WHAT TO DO -> Check each line below for "одговора" and report how many have it, nothing else.
=== PROVIDED MATERIAL ===
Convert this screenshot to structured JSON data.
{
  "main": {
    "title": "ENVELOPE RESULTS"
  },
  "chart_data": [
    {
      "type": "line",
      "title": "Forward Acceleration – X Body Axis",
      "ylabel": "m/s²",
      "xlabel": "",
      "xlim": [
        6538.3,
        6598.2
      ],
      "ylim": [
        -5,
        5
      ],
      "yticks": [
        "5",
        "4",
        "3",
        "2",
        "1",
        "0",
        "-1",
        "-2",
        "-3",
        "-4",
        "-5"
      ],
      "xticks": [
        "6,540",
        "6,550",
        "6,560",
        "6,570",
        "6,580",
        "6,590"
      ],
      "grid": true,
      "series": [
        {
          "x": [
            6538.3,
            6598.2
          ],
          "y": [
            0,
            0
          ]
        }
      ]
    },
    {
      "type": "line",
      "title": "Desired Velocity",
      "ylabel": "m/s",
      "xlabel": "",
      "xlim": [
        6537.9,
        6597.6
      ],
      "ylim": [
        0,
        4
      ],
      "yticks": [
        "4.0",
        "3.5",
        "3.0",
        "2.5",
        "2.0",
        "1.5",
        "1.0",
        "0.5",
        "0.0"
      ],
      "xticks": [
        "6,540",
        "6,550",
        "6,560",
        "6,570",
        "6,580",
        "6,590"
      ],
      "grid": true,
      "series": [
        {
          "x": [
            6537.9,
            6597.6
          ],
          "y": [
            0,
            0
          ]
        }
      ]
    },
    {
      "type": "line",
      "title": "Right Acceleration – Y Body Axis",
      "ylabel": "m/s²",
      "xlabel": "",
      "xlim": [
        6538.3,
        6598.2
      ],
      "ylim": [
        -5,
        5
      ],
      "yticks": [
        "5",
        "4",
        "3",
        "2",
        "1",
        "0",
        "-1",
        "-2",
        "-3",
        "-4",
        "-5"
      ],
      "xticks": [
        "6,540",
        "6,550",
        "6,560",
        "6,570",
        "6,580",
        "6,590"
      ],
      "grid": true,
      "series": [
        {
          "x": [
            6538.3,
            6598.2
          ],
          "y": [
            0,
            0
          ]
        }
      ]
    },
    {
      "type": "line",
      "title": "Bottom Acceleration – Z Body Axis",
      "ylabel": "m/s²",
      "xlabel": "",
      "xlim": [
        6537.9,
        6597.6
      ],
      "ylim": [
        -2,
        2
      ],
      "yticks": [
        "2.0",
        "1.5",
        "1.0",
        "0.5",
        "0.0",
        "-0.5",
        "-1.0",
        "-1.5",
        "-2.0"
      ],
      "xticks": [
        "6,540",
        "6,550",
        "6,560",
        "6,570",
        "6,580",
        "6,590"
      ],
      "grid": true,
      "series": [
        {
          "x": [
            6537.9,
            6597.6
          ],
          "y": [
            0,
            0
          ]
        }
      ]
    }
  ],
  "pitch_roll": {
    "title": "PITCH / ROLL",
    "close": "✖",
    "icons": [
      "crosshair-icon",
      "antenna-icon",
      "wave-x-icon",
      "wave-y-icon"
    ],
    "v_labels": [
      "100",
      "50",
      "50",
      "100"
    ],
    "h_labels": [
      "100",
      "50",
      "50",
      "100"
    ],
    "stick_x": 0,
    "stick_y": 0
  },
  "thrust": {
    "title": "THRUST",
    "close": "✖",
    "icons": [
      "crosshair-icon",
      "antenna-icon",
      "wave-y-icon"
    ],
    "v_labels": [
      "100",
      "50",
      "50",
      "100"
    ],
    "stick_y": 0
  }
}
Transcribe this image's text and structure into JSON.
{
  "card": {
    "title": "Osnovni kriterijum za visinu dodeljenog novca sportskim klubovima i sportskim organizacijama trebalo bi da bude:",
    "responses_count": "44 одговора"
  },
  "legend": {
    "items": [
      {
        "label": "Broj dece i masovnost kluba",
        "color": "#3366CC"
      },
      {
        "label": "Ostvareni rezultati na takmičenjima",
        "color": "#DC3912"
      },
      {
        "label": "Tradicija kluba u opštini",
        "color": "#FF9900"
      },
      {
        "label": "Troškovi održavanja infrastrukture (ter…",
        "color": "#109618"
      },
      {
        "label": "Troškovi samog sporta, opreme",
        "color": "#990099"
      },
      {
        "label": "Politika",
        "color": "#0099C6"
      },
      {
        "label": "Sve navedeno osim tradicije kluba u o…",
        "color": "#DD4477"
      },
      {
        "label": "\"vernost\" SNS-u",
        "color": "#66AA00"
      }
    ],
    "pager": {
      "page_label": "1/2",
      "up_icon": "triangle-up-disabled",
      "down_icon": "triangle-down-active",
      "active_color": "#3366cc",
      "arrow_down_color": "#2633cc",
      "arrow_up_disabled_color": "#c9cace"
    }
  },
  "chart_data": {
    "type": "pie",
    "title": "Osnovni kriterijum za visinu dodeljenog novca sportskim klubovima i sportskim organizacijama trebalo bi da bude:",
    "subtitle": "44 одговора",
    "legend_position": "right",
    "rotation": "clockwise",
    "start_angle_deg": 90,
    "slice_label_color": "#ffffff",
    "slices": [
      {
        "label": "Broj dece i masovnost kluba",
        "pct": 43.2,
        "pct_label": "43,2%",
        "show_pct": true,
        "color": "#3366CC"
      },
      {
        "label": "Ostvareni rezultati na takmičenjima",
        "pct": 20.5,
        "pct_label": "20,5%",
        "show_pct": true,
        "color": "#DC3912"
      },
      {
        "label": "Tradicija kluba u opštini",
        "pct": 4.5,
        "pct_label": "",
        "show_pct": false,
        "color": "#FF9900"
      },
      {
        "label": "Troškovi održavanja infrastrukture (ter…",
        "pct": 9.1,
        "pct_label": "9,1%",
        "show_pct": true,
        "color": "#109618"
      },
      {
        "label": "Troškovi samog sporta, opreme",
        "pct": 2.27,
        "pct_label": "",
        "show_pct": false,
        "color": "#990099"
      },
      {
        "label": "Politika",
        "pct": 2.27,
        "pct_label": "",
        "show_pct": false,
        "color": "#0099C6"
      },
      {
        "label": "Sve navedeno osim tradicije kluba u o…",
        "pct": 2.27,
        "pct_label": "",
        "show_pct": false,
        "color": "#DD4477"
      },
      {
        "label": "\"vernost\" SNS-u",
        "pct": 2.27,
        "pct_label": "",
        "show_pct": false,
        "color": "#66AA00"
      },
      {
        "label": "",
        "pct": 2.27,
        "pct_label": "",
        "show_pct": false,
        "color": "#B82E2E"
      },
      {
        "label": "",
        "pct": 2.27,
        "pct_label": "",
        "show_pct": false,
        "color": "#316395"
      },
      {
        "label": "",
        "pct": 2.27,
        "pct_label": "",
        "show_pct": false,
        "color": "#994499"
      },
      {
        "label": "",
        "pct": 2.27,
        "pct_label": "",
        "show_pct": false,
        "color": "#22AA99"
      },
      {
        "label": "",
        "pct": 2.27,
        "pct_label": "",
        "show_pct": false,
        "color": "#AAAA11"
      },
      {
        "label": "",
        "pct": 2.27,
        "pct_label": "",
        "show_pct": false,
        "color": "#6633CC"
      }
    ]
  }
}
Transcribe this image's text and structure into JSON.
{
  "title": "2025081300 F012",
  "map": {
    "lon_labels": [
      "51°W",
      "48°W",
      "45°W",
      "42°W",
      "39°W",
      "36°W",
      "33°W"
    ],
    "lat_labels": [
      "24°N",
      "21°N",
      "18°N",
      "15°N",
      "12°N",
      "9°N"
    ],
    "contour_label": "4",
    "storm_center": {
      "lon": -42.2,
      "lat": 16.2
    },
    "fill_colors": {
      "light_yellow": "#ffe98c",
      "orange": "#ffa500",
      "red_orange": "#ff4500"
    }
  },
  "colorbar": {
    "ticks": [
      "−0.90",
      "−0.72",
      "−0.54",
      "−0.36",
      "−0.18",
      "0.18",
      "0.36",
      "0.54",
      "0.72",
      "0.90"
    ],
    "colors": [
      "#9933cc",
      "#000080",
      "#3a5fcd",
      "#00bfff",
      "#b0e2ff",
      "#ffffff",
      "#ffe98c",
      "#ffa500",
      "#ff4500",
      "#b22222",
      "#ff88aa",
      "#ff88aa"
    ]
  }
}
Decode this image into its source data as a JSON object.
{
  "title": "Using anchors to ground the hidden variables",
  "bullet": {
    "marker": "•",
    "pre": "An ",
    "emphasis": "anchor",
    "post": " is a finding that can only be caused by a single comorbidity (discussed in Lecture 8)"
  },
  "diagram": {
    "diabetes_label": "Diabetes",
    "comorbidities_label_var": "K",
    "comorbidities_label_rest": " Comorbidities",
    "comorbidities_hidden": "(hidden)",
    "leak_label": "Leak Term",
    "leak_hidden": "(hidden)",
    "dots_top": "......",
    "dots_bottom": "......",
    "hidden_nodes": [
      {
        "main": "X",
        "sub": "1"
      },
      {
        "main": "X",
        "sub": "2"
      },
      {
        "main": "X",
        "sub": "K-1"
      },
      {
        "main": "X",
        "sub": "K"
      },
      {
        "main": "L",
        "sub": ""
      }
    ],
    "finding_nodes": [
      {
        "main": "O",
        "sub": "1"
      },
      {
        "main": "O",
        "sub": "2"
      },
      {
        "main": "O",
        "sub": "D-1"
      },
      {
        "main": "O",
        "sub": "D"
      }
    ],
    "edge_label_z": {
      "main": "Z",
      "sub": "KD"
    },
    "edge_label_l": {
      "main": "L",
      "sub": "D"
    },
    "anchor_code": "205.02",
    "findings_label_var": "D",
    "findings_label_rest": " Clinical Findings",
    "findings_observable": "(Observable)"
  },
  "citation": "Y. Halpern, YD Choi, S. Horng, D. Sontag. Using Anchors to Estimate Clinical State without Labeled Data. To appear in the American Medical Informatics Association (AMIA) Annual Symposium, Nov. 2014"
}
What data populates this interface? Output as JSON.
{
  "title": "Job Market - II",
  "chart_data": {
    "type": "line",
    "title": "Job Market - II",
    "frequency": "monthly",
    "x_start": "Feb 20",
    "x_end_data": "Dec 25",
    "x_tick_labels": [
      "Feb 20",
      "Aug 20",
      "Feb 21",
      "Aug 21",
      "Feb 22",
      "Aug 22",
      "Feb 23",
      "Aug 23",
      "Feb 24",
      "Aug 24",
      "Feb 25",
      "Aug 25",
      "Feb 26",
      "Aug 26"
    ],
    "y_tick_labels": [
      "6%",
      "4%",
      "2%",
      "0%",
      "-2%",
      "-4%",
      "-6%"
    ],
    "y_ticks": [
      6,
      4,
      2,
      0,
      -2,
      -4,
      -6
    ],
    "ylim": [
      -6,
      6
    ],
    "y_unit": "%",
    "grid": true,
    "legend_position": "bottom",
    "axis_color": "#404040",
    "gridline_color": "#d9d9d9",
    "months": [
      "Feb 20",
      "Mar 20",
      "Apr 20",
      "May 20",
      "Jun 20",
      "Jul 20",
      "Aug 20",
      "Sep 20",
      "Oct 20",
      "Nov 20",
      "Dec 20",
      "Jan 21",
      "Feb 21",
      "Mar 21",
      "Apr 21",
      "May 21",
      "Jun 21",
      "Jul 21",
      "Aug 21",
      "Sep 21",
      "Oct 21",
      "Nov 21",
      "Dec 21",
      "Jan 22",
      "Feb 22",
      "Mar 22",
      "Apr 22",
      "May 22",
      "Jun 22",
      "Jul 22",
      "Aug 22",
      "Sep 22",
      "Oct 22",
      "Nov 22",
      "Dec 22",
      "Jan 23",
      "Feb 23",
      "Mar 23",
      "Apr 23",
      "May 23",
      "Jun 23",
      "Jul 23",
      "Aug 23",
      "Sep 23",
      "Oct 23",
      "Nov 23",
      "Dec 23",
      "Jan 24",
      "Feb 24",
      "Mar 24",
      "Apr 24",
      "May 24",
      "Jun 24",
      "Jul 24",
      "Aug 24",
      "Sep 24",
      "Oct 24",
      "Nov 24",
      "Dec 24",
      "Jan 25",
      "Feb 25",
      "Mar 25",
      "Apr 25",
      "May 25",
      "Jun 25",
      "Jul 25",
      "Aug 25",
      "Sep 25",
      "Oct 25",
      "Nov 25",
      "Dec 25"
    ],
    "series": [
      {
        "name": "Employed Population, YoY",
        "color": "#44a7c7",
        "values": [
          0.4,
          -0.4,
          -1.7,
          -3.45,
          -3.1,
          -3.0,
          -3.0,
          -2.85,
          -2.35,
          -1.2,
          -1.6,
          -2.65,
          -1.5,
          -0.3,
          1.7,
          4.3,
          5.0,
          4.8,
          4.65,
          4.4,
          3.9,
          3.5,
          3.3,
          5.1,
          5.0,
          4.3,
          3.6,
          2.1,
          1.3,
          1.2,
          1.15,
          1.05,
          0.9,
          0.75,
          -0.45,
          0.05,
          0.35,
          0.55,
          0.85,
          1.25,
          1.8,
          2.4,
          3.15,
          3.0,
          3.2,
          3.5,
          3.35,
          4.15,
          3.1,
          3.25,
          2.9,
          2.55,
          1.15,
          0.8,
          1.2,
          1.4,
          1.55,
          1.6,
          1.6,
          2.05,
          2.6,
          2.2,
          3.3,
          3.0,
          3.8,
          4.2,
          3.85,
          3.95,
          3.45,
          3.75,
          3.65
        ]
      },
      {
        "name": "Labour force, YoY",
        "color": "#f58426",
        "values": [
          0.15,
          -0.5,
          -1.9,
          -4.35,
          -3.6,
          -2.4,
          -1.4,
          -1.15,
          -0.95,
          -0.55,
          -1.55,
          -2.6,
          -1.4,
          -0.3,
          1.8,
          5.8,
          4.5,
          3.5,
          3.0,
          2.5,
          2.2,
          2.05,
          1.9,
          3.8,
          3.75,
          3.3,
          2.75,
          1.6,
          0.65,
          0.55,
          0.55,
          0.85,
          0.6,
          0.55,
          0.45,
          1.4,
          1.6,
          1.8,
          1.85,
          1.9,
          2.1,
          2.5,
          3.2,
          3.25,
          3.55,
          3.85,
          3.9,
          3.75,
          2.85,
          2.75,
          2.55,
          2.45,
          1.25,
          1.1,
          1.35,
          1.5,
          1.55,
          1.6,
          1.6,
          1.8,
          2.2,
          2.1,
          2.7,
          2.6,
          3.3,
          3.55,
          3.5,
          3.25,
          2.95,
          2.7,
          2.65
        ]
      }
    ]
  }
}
===
PROBLEM SOLUTION -> 2